[Data excerpts]

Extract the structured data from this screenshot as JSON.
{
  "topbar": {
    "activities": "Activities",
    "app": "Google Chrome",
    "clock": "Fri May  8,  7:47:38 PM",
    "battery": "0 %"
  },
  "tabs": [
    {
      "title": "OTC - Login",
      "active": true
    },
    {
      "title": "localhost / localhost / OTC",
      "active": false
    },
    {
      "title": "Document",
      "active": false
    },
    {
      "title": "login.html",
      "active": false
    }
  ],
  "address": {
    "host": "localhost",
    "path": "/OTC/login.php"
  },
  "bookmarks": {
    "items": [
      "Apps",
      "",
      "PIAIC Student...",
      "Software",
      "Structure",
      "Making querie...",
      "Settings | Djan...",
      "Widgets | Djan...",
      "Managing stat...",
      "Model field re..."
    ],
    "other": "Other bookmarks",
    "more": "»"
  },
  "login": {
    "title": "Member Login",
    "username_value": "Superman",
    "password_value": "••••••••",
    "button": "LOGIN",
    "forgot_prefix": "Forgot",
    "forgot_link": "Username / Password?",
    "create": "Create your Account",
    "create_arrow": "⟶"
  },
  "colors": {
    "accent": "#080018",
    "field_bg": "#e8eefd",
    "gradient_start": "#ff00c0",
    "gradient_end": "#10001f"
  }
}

*THE REQUEST*
Take the records above and return them exactly as written.

*CORRECT RESPONSE*
Extract the structured data from this screenshot as JSON.
{
  "topbar": {
    "activities": "Activities",
    "app": "Google Chrome",
    "clock": "Fri May  8,  7:47:38 PM",
    "battery": "0 %"
  },
  "tabs": [
    {
      "title": "OTC - Login",
      "active": true
    },
    {
      "title": "localhost / localhost / OTC",
      "active": false
    },
    {
      "title": "Document",
      "active": false
    },
    {
      "title": "login.html",
      "active": false
    }
  ],
  "address": {
    "host": "localhost",
    "path": "/OTC/login.php"
  },
  "bookmarks": {
    "items": [
      "Apps",
      "",
      "PIAIC Student...",
      "Software",
      "Structure",
      "Making querie...",
      "Settings | Djan...",
      "Widgets | Djan...",
      "Managing stat...",
      "Model field re..."
    ],
    "other": "Other bookmarks",
    "more": "»"
  },
  "login": {
    "title": "Member Login",
    "username_value": "Superman",
    "password_value": "••••••••",
    "button": "LOGIN",
    "forgot_prefix": "Forgot",
    "forgot_link": "Username / Password?",
    "create": "Create your Account",
    "create_arrow": "⟶"
  },
  "colors": {
    "accent": "#080018",
    "field_bg": "#e8eefd",
    "gradient_start": "#ff00c0",
    "gradient_end": "#10001f"
  }
}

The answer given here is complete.